■ EXERCISE AIM:
Across the data below, how many lines hold "title"? Answer with that number and nothing else.

■ RAW DATA:

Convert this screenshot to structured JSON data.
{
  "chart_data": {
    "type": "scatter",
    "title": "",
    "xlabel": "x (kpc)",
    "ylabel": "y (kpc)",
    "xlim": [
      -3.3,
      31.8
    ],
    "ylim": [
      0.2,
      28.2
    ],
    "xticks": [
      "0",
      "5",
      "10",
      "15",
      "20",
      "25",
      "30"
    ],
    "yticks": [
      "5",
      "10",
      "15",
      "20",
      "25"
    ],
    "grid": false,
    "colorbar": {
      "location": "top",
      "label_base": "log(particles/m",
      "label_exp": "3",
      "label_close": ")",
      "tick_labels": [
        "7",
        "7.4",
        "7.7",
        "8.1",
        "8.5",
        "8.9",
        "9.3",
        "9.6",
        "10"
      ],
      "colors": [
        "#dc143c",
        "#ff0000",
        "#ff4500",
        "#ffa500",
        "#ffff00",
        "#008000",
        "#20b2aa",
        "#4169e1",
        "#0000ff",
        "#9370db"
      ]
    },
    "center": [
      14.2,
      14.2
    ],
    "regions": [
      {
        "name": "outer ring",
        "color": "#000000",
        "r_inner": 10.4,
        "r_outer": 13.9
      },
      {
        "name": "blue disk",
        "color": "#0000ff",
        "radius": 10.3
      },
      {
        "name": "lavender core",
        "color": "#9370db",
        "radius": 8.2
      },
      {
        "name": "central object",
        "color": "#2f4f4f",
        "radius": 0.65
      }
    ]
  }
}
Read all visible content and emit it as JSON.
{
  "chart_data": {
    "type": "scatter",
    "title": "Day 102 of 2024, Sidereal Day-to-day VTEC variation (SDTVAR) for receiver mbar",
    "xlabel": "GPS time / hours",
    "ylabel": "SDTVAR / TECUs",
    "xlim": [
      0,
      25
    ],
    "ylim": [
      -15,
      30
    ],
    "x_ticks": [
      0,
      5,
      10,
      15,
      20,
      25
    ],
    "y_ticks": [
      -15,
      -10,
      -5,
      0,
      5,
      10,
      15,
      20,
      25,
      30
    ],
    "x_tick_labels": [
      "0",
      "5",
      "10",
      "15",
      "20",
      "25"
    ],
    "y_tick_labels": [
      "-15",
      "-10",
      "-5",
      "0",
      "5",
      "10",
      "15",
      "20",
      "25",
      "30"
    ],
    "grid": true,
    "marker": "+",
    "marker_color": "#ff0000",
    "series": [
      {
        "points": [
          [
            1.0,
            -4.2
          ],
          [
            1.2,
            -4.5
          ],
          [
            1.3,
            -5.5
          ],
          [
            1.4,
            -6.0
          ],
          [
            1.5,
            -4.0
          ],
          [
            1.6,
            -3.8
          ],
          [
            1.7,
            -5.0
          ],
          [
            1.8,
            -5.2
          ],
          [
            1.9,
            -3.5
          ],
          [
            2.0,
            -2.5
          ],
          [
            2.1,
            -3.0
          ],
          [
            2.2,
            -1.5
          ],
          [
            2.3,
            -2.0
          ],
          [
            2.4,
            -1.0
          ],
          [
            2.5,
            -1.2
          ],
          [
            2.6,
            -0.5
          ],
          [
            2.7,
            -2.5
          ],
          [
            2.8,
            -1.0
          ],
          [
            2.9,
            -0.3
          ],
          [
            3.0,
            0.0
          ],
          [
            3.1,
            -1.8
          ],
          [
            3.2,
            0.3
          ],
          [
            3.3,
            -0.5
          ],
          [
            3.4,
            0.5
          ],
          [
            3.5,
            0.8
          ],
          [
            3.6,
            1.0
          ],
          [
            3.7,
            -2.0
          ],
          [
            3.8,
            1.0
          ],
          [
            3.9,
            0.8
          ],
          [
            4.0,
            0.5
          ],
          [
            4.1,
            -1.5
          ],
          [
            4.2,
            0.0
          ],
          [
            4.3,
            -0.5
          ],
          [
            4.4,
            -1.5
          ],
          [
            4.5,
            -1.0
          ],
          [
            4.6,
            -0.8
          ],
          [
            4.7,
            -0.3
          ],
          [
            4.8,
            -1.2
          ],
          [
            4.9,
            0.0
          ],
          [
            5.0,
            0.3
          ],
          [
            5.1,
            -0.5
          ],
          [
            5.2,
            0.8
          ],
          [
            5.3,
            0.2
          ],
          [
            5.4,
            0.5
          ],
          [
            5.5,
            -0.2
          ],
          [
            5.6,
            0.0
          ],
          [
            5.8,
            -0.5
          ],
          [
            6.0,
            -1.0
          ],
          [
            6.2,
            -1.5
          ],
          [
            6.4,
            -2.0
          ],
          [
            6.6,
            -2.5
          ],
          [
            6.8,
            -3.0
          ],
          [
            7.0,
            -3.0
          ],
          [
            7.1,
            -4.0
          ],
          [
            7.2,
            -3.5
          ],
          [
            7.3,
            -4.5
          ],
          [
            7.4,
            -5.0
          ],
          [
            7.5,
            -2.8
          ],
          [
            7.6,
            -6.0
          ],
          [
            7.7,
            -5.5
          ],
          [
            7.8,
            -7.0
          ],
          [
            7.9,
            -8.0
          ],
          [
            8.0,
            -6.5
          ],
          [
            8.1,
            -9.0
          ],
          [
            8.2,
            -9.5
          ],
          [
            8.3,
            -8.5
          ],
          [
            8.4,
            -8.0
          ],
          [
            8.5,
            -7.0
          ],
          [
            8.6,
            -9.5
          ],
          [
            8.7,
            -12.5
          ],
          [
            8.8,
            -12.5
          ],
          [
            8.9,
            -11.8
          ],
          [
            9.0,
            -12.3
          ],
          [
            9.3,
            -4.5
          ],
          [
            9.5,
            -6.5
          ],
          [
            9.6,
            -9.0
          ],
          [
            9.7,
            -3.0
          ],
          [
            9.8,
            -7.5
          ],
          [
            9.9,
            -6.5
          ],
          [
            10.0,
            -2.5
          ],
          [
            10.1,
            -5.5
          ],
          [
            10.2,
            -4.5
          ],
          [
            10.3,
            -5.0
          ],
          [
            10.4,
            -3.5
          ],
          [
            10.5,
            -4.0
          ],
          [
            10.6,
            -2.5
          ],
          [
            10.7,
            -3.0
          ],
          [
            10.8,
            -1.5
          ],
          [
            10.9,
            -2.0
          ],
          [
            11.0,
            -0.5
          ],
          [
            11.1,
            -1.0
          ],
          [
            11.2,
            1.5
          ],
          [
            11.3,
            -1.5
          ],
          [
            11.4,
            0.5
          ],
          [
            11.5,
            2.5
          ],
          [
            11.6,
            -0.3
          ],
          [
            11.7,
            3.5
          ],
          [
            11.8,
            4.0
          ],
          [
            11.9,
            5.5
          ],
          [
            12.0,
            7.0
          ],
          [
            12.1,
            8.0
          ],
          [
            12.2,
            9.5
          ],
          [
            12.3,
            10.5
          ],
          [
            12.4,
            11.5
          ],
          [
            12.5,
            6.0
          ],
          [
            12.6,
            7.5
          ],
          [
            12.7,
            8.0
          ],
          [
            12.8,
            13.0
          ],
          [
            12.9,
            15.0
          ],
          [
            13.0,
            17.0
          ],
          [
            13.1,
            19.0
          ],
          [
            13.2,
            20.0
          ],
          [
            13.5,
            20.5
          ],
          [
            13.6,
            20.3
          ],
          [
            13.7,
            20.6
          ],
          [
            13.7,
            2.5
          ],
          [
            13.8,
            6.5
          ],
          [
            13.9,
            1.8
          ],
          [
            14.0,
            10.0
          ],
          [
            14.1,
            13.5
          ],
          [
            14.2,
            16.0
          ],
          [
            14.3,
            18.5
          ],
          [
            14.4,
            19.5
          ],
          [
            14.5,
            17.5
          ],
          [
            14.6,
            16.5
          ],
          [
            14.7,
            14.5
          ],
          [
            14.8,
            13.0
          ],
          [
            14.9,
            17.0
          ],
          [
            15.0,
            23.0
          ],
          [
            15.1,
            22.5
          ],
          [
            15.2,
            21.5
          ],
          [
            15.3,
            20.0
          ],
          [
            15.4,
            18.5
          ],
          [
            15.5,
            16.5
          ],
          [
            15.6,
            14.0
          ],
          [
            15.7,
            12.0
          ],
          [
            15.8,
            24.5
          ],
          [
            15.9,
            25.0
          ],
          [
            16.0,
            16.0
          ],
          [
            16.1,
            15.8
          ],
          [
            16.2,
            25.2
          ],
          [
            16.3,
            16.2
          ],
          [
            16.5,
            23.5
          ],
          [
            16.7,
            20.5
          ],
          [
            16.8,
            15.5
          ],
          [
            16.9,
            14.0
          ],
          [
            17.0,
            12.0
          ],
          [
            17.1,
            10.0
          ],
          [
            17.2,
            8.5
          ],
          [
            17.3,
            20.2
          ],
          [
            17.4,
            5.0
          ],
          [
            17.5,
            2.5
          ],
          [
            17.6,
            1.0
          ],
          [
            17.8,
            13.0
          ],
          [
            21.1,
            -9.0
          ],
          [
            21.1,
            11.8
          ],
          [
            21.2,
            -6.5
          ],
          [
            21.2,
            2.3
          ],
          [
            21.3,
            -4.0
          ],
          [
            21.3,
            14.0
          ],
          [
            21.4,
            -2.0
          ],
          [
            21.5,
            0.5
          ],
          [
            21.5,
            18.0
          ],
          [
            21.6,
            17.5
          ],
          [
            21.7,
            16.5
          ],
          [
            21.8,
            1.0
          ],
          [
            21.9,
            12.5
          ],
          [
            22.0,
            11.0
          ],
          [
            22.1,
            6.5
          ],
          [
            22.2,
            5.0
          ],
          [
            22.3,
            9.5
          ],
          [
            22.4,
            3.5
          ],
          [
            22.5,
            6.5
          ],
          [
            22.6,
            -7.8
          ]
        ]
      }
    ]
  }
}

■ RESPONSE TO THIS EXERCISE:
2